[Stored data]
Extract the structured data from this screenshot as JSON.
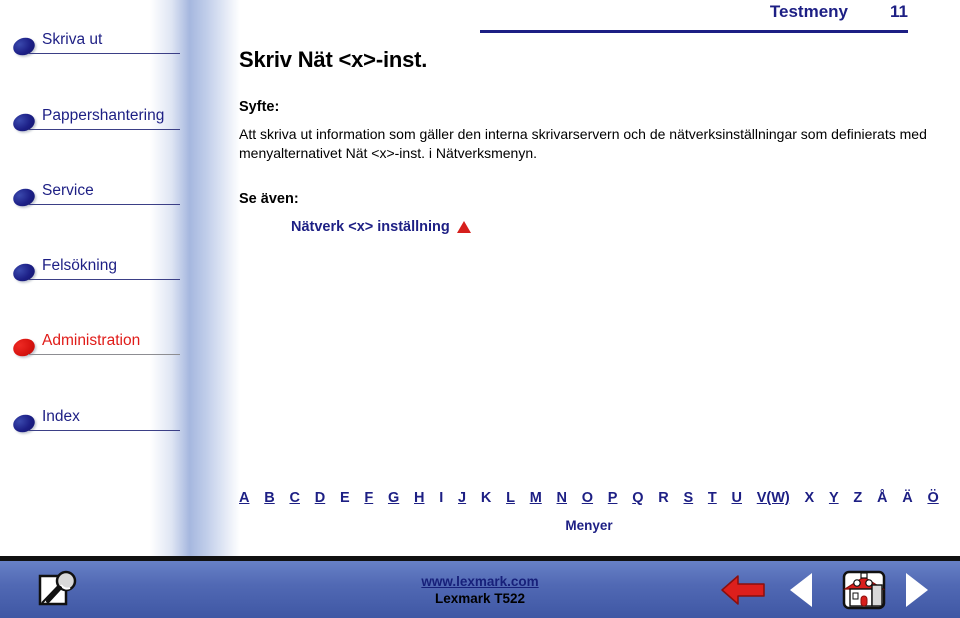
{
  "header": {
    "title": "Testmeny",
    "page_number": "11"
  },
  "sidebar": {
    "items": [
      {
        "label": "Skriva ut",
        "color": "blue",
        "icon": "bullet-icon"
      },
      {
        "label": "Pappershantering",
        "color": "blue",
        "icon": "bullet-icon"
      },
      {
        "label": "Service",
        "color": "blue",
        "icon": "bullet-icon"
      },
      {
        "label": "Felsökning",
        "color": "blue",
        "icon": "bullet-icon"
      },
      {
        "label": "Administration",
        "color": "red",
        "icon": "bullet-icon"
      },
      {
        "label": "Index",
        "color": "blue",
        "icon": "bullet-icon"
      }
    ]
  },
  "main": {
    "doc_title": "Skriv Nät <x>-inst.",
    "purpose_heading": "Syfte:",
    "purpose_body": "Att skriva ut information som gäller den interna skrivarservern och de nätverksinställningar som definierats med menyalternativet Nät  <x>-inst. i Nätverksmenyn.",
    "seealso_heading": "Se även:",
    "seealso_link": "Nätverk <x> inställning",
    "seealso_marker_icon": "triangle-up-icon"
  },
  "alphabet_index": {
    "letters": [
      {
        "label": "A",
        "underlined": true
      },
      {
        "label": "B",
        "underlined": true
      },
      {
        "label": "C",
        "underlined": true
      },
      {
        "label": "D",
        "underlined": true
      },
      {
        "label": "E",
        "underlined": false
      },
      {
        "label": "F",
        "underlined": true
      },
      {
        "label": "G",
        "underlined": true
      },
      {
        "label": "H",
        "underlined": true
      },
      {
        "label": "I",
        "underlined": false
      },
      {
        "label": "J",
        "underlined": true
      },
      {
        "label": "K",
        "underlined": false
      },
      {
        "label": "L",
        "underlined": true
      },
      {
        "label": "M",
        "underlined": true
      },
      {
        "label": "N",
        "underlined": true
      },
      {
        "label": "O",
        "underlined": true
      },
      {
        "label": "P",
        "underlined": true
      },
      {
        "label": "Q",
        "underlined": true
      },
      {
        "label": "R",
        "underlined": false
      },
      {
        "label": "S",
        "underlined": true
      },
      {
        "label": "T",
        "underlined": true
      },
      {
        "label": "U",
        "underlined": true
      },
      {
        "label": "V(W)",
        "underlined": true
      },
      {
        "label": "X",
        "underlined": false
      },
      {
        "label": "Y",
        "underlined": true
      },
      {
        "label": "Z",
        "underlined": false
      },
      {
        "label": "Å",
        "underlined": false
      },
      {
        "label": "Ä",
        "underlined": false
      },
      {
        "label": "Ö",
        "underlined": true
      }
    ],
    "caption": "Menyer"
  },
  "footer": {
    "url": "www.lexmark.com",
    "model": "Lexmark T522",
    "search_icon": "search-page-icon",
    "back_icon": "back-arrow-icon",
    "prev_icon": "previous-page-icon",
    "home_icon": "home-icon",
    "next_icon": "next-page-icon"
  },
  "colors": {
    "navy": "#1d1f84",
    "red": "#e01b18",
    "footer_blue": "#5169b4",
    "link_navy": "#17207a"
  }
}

Task directions –
Leave the pictures out and reproduce each record exactly as written.

Expected answer –
Extract the structured data from this screenshot as JSON.
{
  "header": {
    "title": "Testmeny",
    "page_number": "11"
  },
  "sidebar": {
    "items": [
      {
        "label": "Skriva ut",
        "color": "blue",
        "icon": "bullet-icon"
      },
      {
        "label": "Pappershantering",
        "color": "blue",
        "icon": "bullet-icon"
      },
      {
        "label": "Service",
        "color": "blue",
        "icon": "bullet-icon"
      },
      {
        "label": "Felsökning",
        "color": "blue",
        "icon": "bullet-icon"
      },
      {
        "label": "Administration",
        "color": "red",
        "icon": "bullet-icon"
      },
      {
        "label": "Index",
        "color": "blue",
        "icon": "bullet-icon"
      }
    ]
  },
  "main": {
    "doc_title": "Skriv Nät <x>-inst.",
    "purpose_heading": "Syfte:",
    "purpose_body": "Att skriva ut information som gäller den interna skrivarservern och de nätverksinställningar som definierats med menyalternativet Nät  <x>-inst. i Nätverksmenyn.",
    "seealso_heading": "Se även:",
    "seealso_link": "Nätverk <x> inställning",
    "seealso_marker_icon": "triangle-up-icon"
  },
  "alphabet_index": {
    "letters": [
      {
        "label": "A",
        "underlined": true
      },
      {
        "label": "B",
        "underlined": true
      },
      {
        "label": "C",
        "underlined": true
      },
      {
        "label": "D",
        "underlined": true
      },
      {
        "label": "E",
        "underlined": false
      },
      {
        "label": "F",
        "underlined": true
      },
      {
        "label": "G",
        "underlined": true
      },
      {
        "label": "H",
        "underlined": true
      },
      {
        "label": "I",
        "underlined": false
      },
      {
        "label": "J",
        "underlined": true
      },
      {
        "label": "K",
        "underlined": false
      },
      {
        "label": "L",
        "underlined": true
      },
      {
        "label": "M",
        "underlined": true
      },
      {
        "label": "N",
        "underlined": true
      },
      {
        "label": "O",
        "underlined": true
      },
      {
        "label": "P",
        "underlined": true
      },
      {
        "label": "Q",
        "underlined": true
      },
      {
        "label": "R",
        "underlined": false
      },
      {
        "label": "S",
        "underlined": true
      },
      {
        "label": "T",
        "underlined": true
      },
      {
        "label": "U",
        "underlined": true
      },
      {
        "label": "V(W)",
        "underlined": true
      },
      {
        "label": "X",
        "underlined": false
      },
      {
        "label": "Y",
        "underlined": true
      },
      {
        "label": "Z",
        "underlined": false
      },
      {
        "label": "Å",
        "underlined": false
      },
      {
        "label": "Ä",
        "underlined": false
      },
      {
        "label": "Ö",
        "underlined": true
      }
    ],
    "caption": "Menyer"
  },
  "footer": {
    "url": "www.lexmark.com",
    "model": "Lexmark T522",
    "search_icon": "search-page-icon",
    "back_icon": "back-arrow-icon",
    "prev_icon": "previous-page-icon",
    "home_icon": "home-icon",
    "next_icon": "next-page-icon"
  },
  "colors": {
    "navy": "#1d1f84",
    "red": "#e01b18",
    "footer_blue": "#5169b4",
    "link_navy": "#17207a"
  }
}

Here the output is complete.